**INSTRUCTIONS TO FOLLOW**
Go through the data below and copy it exactly, skipping every picture.

Collected data entries
◇ ◇ ◇ ◇ ◇

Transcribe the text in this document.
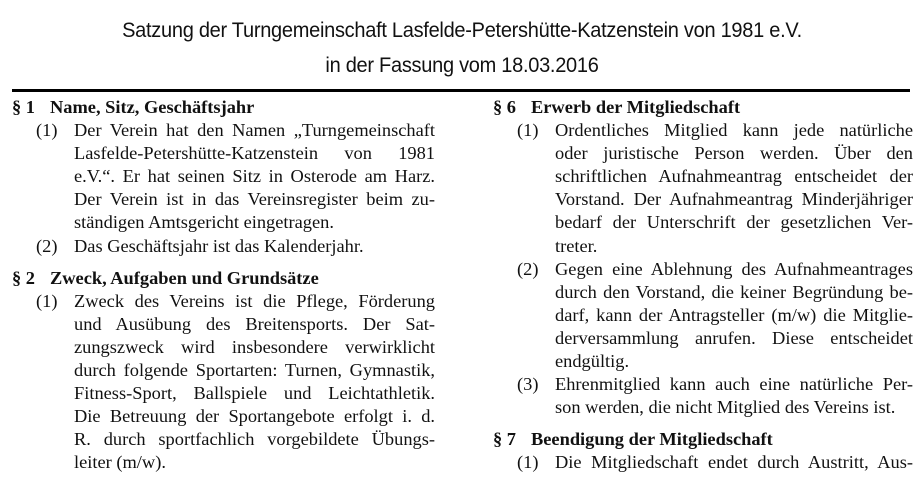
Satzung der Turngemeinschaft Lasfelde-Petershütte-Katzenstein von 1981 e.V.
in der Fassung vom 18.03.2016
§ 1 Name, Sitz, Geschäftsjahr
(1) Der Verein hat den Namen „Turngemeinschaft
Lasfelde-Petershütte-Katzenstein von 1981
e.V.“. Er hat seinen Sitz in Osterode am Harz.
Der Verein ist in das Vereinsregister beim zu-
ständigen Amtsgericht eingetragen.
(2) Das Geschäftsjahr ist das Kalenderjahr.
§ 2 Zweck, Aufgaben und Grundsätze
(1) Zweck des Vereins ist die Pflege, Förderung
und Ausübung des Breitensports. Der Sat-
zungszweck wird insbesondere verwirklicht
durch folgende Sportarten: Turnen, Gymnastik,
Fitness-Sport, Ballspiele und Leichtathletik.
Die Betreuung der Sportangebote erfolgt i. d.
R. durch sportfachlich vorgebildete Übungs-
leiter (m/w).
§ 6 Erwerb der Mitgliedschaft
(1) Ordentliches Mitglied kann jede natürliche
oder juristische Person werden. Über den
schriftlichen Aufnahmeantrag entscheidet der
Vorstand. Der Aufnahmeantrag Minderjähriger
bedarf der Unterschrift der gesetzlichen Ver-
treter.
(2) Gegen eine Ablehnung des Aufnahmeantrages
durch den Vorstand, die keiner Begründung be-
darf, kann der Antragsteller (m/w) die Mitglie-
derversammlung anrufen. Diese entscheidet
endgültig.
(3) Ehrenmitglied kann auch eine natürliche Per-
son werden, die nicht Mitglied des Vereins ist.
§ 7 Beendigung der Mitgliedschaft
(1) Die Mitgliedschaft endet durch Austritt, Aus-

◇ ◇ ◇ ◇ ◇

**EXERCISE OUTPUT**
Transcribe the text in this document.
Satzung der Turngemeinschaft Lasfelde-Petershütte-Katzenstein von 1981 e.V.
in der Fassung vom 18.03.2016
§ 1 Name, Sitz, Geschäftsjahr
(1) Der Verein hat den Namen „Turngemeinschaft
Lasfelde-Petershütte-Katzenstein von 1981
e.V.“. Er hat seinen Sitz in Osterode am Harz.
Der Verein ist in das Vereinsregister beim zu-
ständigen Amtsgericht eingetragen.
(2) Das Geschäftsjahr ist das Kalenderjahr.
§ 2 Zweck, Aufgaben und Grundsätze
(1) Zweck des Vereins ist die Pflege, Förderung
und Ausübung des Breitensports. Der Sat-
zungszweck wird insbesondere verwirklicht
durch folgende Sportarten: Turnen, Gymnastik,
Fitness-Sport, Ballspiele und Leichtathletik.
Die Betreuung der Sportangebote erfolgt i. d.
R. durch sportfachlich vorgebildete Übungs-
leiter (m/w).
§ 6 Erwerb der Mitgliedschaft
(1) Ordentliches Mitglied kann jede natürliche
oder juristische Person werden. Über den
schriftlichen Aufnahmeantrag entscheidet der
Vorstand. Der Aufnahmeantrag Minderjähriger
bedarf der Unterschrift der gesetzlichen Ver-
treter.
(2) Gegen eine Ablehnung des Aufnahmeantrages
durch den Vorstand, die keiner Begründung be-
darf, kann der Antragsteller (m/w) die Mitglie-
derversammlung anrufen. Diese entscheidet
endgültig.
(3) Ehrenmitglied kann auch eine natürliche Per-
son werden, die nicht Mitglied des Vereins ist.
§ 7 Beendigung der Mitgliedschaft
(1) Die Mitgliedschaft endet durch Austritt, Aus-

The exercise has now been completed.